** start of Provided entries **
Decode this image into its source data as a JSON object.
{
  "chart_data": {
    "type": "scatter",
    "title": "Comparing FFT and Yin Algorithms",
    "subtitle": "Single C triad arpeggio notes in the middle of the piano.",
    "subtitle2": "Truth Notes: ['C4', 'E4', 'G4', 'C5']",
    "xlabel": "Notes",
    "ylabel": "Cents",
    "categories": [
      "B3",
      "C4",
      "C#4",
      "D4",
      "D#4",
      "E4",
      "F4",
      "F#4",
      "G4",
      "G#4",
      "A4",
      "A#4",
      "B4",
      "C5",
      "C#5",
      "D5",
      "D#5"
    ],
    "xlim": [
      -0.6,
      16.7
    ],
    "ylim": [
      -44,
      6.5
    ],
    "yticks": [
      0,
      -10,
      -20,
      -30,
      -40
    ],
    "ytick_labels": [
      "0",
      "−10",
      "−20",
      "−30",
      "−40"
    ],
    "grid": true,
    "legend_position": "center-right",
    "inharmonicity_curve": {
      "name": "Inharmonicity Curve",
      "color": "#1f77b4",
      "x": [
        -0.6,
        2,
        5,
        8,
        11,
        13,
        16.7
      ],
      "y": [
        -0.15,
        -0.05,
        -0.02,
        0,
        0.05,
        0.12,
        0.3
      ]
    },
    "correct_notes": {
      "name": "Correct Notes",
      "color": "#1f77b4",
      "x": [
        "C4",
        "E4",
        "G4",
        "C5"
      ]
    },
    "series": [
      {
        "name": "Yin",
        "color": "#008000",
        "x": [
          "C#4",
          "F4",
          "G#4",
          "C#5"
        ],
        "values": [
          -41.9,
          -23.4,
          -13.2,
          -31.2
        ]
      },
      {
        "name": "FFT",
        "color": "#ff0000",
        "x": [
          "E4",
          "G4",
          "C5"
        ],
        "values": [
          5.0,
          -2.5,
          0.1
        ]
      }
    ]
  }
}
** end of Provided entries **
# Challenge
In the records above, find the lines containing "color" and copy them.

# Exercise output
      "color": "#1f77b4",
      "color": "#1f77b4",
        "color": "#008000",
        "color": "#ff0000",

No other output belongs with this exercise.